*EXERCISE BRIEF*
Repeat the listing in full, exactly as it stands.

........

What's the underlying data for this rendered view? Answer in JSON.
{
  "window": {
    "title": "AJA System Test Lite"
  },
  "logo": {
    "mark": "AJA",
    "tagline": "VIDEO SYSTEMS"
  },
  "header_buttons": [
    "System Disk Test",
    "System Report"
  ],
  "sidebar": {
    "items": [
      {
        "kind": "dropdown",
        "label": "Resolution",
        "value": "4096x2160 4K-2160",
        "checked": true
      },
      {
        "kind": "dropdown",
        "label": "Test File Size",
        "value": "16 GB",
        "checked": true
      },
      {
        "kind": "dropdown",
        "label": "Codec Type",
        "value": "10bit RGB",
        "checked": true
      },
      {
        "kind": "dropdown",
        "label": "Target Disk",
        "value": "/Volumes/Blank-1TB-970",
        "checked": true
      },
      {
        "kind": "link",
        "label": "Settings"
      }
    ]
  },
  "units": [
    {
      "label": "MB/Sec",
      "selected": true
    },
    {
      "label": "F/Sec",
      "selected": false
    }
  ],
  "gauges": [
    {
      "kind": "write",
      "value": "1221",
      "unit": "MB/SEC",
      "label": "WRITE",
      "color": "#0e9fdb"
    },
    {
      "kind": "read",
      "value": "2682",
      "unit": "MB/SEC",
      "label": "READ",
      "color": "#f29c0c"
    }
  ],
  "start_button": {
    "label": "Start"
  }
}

........

*COMPLETED TASK*
What's the underlying data for this rendered view? Answer in JSON.
{
  "window": {
    "title": "AJA System Test Lite"
  },
  "logo": {
    "mark": "AJA",
    "tagline": "VIDEO SYSTEMS"
  },
  "header_buttons": [
    "System Disk Test",
    "System Report"
  ],
  "sidebar": {
    "items": [
      {
        "kind": "dropdown",
        "label": "Resolution",
        "value": "4096x2160 4K-2160",
        "checked": true
      },
      {
        "kind": "dropdown",
        "label": "Test File Size",
        "value": "16 GB",
        "checked": true
      },
      {
        "kind": "dropdown",
        "label": "Codec Type",
        "value": "10bit RGB",
        "checked": true
      },
      {
        "kind": "dropdown",
        "label": "Target Disk",
        "value": "/Volumes/Blank-1TB-970",
        "checked": true
      },
      {
        "kind": "link",
        "label": "Settings"
      }
    ]
  },
  "units": [
    {
      "label": "MB/Sec",
      "selected": true
    },
    {
      "label": "F/Sec",
      "selected": false
    }
  ],
  "gauges": [
    {
      "kind": "write",
      "value": "1221",
      "unit": "MB/SEC",
      "label": "WRITE",
      "color": "#0e9fdb"
    },
    {
      "kind": "read",
      "value": "2682",
      "unit": "MB/SEC",
      "label": "READ",
      "color": "#f29c0c"
    }
  ],
  "start_button": {
    "label": "Start"
  }
}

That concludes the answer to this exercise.